--- Begin ---

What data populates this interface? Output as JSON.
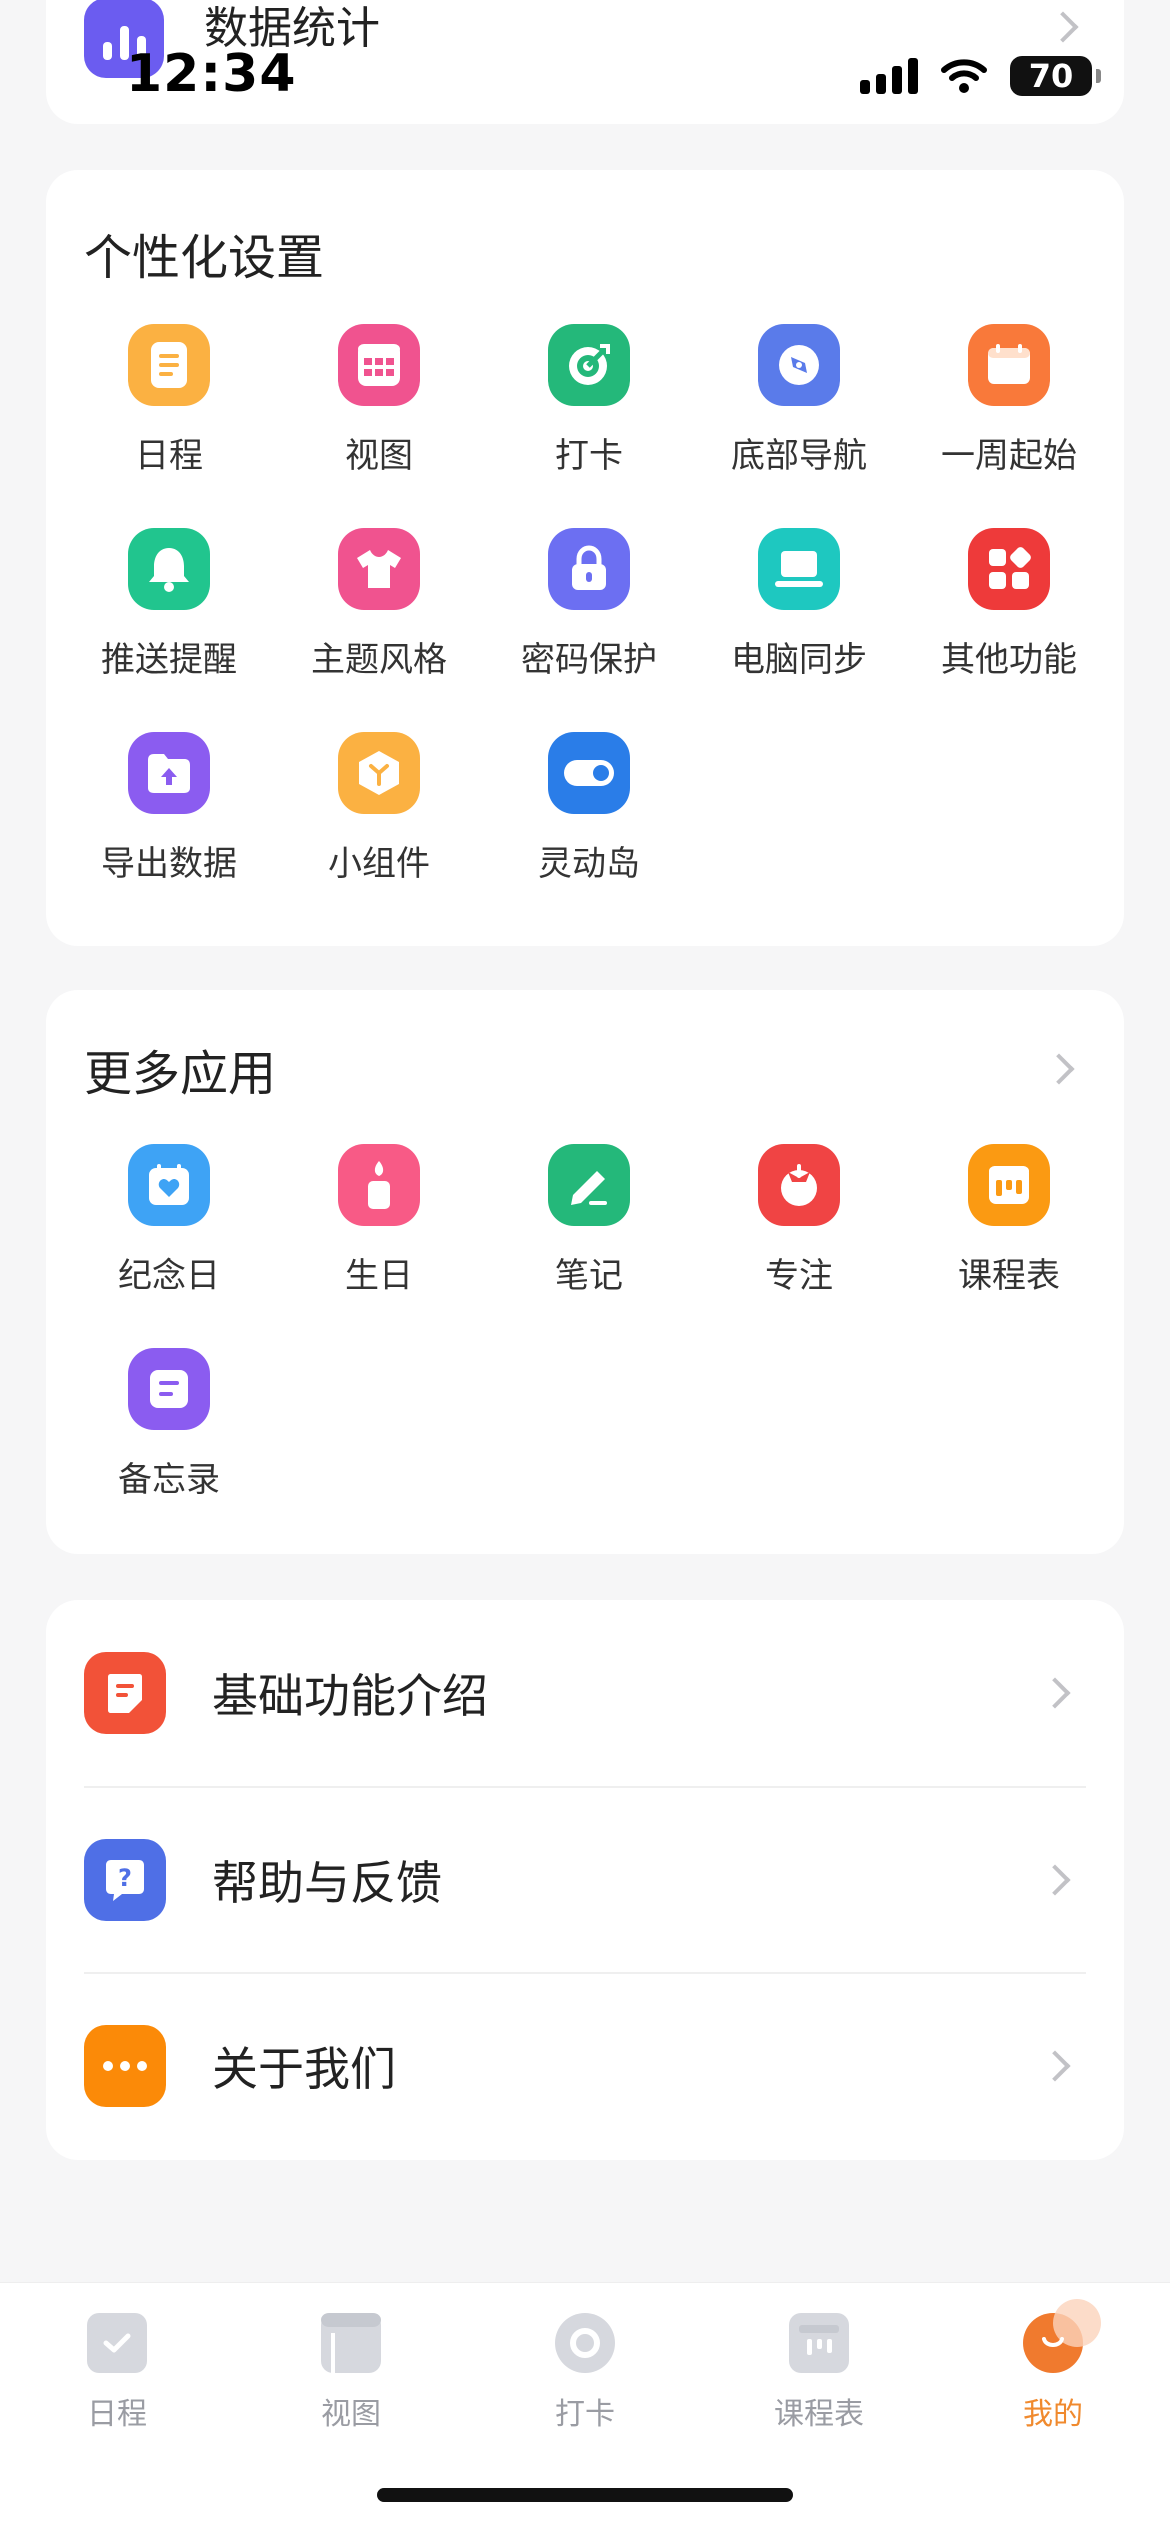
{
  "status_bar": {
    "time": "12:34",
    "battery": "70"
  },
  "top_card": {
    "stats_label": "数据统计"
  },
  "personalize": {
    "title": "个性化设置",
    "items": [
      {
        "label": "日程",
        "icon": "schedule-icon",
        "color": "#fbb142"
      },
      {
        "label": "视图",
        "icon": "view-grid-icon",
        "color": "#f0538f"
      },
      {
        "label": "打卡",
        "icon": "checkin-target-icon",
        "color": "#24b87a"
      },
      {
        "label": "底部导航",
        "icon": "compass-icon",
        "color": "#5a7bea"
      },
      {
        "label": "一周起始",
        "icon": "week-calendar-icon",
        "color": "#f9793a"
      },
      {
        "label": "推送提醒",
        "icon": "bell-icon",
        "color": "#21c58e"
      },
      {
        "label": "主题风格",
        "icon": "tshirt-icon",
        "color": "#f0538f"
      },
      {
        "label": "密码保护",
        "icon": "lock-icon",
        "color": "#6c6ff2"
      },
      {
        "label": "电脑同步",
        "icon": "laptop-icon",
        "color": "#1ec8c0"
      },
      {
        "label": "其他功能",
        "icon": "apps-icon",
        "color": "#ee3a3a"
      },
      {
        "label": "导出数据",
        "icon": "export-folder-icon",
        "color": "#8b5cf0"
      },
      {
        "label": "小组件",
        "icon": "widget-box-icon",
        "color": "#fbb142"
      },
      {
        "label": "灵动岛",
        "icon": "toggle-icon",
        "color": "#2a7de8"
      }
    ]
  },
  "more_apps": {
    "title": "更多应用",
    "items": [
      {
        "label": "纪念日",
        "icon": "anniversary-icon",
        "color": "#3ea3f5"
      },
      {
        "label": "生日",
        "icon": "birthday-candle-icon",
        "color": "#f85a86"
      },
      {
        "label": "笔记",
        "icon": "pencil-icon",
        "color": "#24b87a"
      },
      {
        "label": "专注",
        "icon": "tomato-icon",
        "color": "#f04444"
      },
      {
        "label": "课程表",
        "icon": "timetable-icon",
        "color": "#fb9a12"
      },
      {
        "label": "备忘录",
        "icon": "memo-icon",
        "color": "#8b5cf0"
      }
    ]
  },
  "info_list": [
    {
      "label": "基础功能介绍",
      "icon": "document-icon",
      "color": "#f25238"
    },
    {
      "label": "帮助与反馈",
      "icon": "help-chat-icon",
      "color": "#4f6fe6"
    },
    {
      "label": "关于我们",
      "icon": "more-dots-icon",
      "color": "#fb8a08"
    }
  ],
  "tabbar": {
    "items": [
      {
        "label": "日程"
      },
      {
        "label": "视图"
      },
      {
        "label": "打卡"
      },
      {
        "label": "课程表"
      },
      {
        "label": "我的"
      }
    ],
    "active_color": "#f08a2e"
  }
}
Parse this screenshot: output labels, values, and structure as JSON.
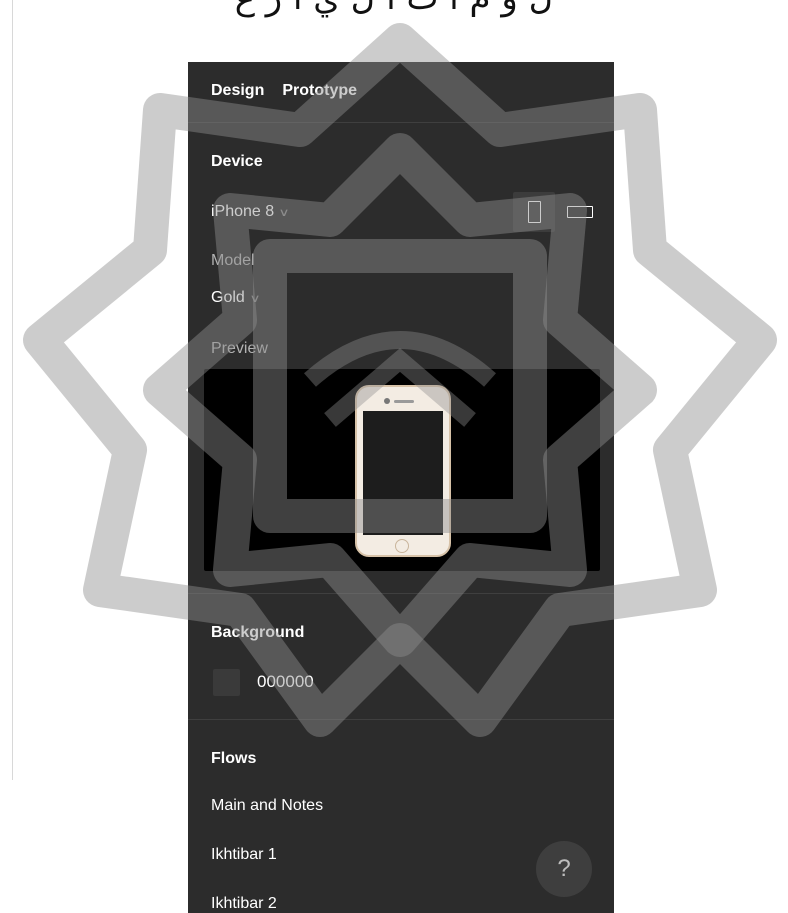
{
  "page_top_text": "ل و م ا ت ا ل ي ا ر ع",
  "tabs": [
    "Design",
    "Prototype"
  ],
  "device": {
    "section_title": "Device",
    "selected_device": "iPhone 8",
    "model_label": "Model",
    "selected_model": "Gold",
    "preview_label": "Preview"
  },
  "background": {
    "section_title": "Background",
    "color_hex": "000000"
  },
  "flows": {
    "section_title": "Flows",
    "items": [
      "Main and Notes",
      "Ikhtibar 1",
      "Ikhtibar 2"
    ]
  },
  "help_label": "?",
  "icons": {
    "dropdown": "chevron-down-icon",
    "portrait": "portrait-orientation-icon",
    "landscape": "landscape-orientation-icon",
    "device": "phone-icon"
  },
  "colors": {
    "panel_bg": "#2c2c2c",
    "preview_bg": "#000000",
    "phone_body": "#f3ece3",
    "phone_trim": "#d7c2a8",
    "watermark": "#8f8f8f"
  }
}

--- End ---

Except for the pictures, give all the material above again verbatim.

What data populates this interface? Output as JSON.
{
  "status_bar": {
    "time": "12:34",
    "battery": "70"
  },
  "top_card": {
    "stats_label": "数据统计"
  },
  "personalize": {
    "title": "个性化设置",
    "items": [
      {
        "label": "日程",
        "icon": "schedule-icon",
        "color": "#fbb142"
      },
      {
        "label": "视图",
        "icon": "view-grid-icon",
        "color": "#f0538f"
      },
      {
        "label": "打卡",
        "icon": "checkin-target-icon",
        "color": "#24b87a"
      },
      {
        "label": "底部导航",
        "icon": "compass-icon",
        "color": "#5a7bea"
      },
      {
        "label": "一周起始",
        "icon": "week-calendar-icon",
        "color": "#f9793a"
      },
      {
        "label": "推送提醒",
        "icon": "bell-icon",
        "color": "#21c58e"
      },
      {
        "label": "主题风格",
        "icon": "tshirt-icon",
        "color": "#f0538f"
      },
      {
        "label": "密码保护",
        "icon": "lock-icon",
        "color": "#6c6ff2"
      },
      {
        "label": "电脑同步",
        "icon": "laptop-icon",
        "color": "#1ec8c0"
      },
      {
        "label": "其他功能",
        "icon": "apps-icon",
        "color": "#ee3a3a"
      },
      {
        "label": "导出数据",
        "icon": "export-folder-icon",
        "color": "#8b5cf0"
      },
      {
        "label": "小组件",
        "icon": "widget-box-icon",
        "color": "#fbb142"
      },
      {
        "label": "灵动岛",
        "icon": "toggle-icon",
        "color": "#2a7de8"
      }
    ]
  },
  "more_apps": {
    "title": "更多应用",
    "items": [
      {
        "label": "纪念日",
        "icon": "anniversary-icon",
        "color": "#3ea3f5"
      },
      {
        "label": "生日",
        "icon": "birthday-candle-icon",
        "color": "#f85a86"
      },
      {
        "label": "笔记",
        "icon": "pencil-icon",
        "color": "#24b87a"
      },
      {
        "label": "专注",
        "icon": "tomato-icon",
        "color": "#f04444"
      },
      {
        "label": "课程表",
        "icon": "timetable-icon",
        "color": "#fb9a12"
      },
      {
        "label": "备忘录",
        "icon": "memo-icon",
        "color": "#8b5cf0"
      }
    ]
  },
  "info_list": [
    {
      "label": "基础功能介绍",
      "icon": "document-icon",
      "color": "#f25238"
    },
    {
      "label": "帮助与反馈",
      "icon": "help-chat-icon",
      "color": "#4f6fe6"
    },
    {
      "label": "关于我们",
      "icon": "more-dots-icon",
      "color": "#fb8a08"
    }
  ],
  "tabbar": {
    "items": [
      {
        "label": "日程"
      },
      {
        "label": "视图"
      },
      {
        "label": "打卡"
      },
      {
        "label": "课程表"
      },
      {
        "label": "我的"
      }
    ],
    "active_color": "#f08a2e"
  }
}
Parse this screenshot: output labels, values, and structure as JSON.
{
  "page_top_text": "ل و م ا ت ا ل ي ا ر ع",
  "tabs": [
    "Design",
    "Prototype"
  ],
  "device": {
    "section_title": "Device",
    "selected_device": "iPhone 8",
    "model_label": "Model",
    "selected_model": "Gold",
    "preview_label": "Preview"
  },
  "background": {
    "section_title": "Background",
    "color_hex": "000000"
  },
  "flows": {
    "section_title": "Flows",
    "items": [
      "Main and Notes",
      "Ikhtibar 1",
      "Ikhtibar 2"
    ]
  },
  "help_label": "?",
  "icons": {
    "dropdown": "chevron-down-icon",
    "portrait": "portrait-orientation-icon",
    "landscape": "landscape-orientation-icon",
    "device": "phone-icon"
  },
  "colors": {
    "panel_bg": "#2c2c2c",
    "preview_bg": "#000000",
    "phone_body": "#f3ece3",
    "phone_trim": "#d7c2a8",
    "watermark": "#8f8f8f"
  }
}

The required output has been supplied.